* [Working data]:
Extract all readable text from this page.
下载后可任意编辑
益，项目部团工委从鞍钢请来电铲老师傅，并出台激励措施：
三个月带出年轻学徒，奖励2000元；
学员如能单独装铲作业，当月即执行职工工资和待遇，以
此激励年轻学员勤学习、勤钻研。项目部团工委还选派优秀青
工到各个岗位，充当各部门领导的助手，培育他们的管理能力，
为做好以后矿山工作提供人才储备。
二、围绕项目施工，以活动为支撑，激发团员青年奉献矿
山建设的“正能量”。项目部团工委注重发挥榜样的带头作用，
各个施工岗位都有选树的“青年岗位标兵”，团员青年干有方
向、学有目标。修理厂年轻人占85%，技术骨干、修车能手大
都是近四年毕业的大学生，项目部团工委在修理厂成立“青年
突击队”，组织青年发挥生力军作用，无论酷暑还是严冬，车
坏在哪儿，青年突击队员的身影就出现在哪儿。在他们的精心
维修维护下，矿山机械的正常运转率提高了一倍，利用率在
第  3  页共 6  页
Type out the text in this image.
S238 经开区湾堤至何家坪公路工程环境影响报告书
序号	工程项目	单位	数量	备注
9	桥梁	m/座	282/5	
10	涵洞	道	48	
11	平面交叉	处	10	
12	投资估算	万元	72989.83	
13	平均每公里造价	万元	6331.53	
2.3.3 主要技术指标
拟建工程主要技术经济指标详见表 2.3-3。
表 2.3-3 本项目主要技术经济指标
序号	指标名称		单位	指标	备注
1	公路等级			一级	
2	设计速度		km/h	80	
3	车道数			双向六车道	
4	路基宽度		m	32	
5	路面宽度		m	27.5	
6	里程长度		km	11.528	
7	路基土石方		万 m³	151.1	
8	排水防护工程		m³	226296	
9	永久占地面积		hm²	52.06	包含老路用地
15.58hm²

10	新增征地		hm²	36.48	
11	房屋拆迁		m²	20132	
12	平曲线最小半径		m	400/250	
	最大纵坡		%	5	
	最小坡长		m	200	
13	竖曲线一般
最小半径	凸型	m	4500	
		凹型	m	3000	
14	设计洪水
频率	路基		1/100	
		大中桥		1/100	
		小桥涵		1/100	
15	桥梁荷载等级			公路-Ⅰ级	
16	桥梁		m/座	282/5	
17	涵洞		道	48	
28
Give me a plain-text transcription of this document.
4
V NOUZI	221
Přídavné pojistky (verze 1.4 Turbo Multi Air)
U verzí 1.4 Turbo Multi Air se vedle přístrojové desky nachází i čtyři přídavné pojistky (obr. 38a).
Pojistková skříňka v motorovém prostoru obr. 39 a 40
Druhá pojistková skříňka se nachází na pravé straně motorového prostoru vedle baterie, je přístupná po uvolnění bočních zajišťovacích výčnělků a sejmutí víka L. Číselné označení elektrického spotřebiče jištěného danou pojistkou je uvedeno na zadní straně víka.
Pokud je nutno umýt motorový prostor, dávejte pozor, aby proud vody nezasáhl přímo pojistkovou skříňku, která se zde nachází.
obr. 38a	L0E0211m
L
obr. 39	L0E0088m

* [Exercise instructions]: Everything from the line containing "Give me a plain-text" to the end of the records must be written out exactly; include both of those lines and no others.

* [Solved problem]:
Give me a plain-text transcription of this document.
4
V NOUZI	221
Přídavné pojistky (verze 1.4 Turbo Multi Air)
U verzí 1.4 Turbo Multi Air se vedle přístrojové desky nachází i čtyři přídavné pojistky (obr. 38a).
Pojistková skříňka v motorovém prostoru obr. 39 a 40
Druhá pojistková skříňka se nachází na pravé straně motorového prostoru vedle baterie, je přístupná po uvolnění bočních zajišťovacích výčnělků a sejmutí víka L. Číselné označení elektrického spotřebiče jištěného danou pojistkou je uvedeno na zadní straně víka.
Pokud je nutno umýt motorový prostor, dávejte pozor, aby proud vody nezasáhl přímo pojistkovou skříňku, která se zde nachází.
obr. 38a	L0E0211m
L
obr. 39	L0E0088m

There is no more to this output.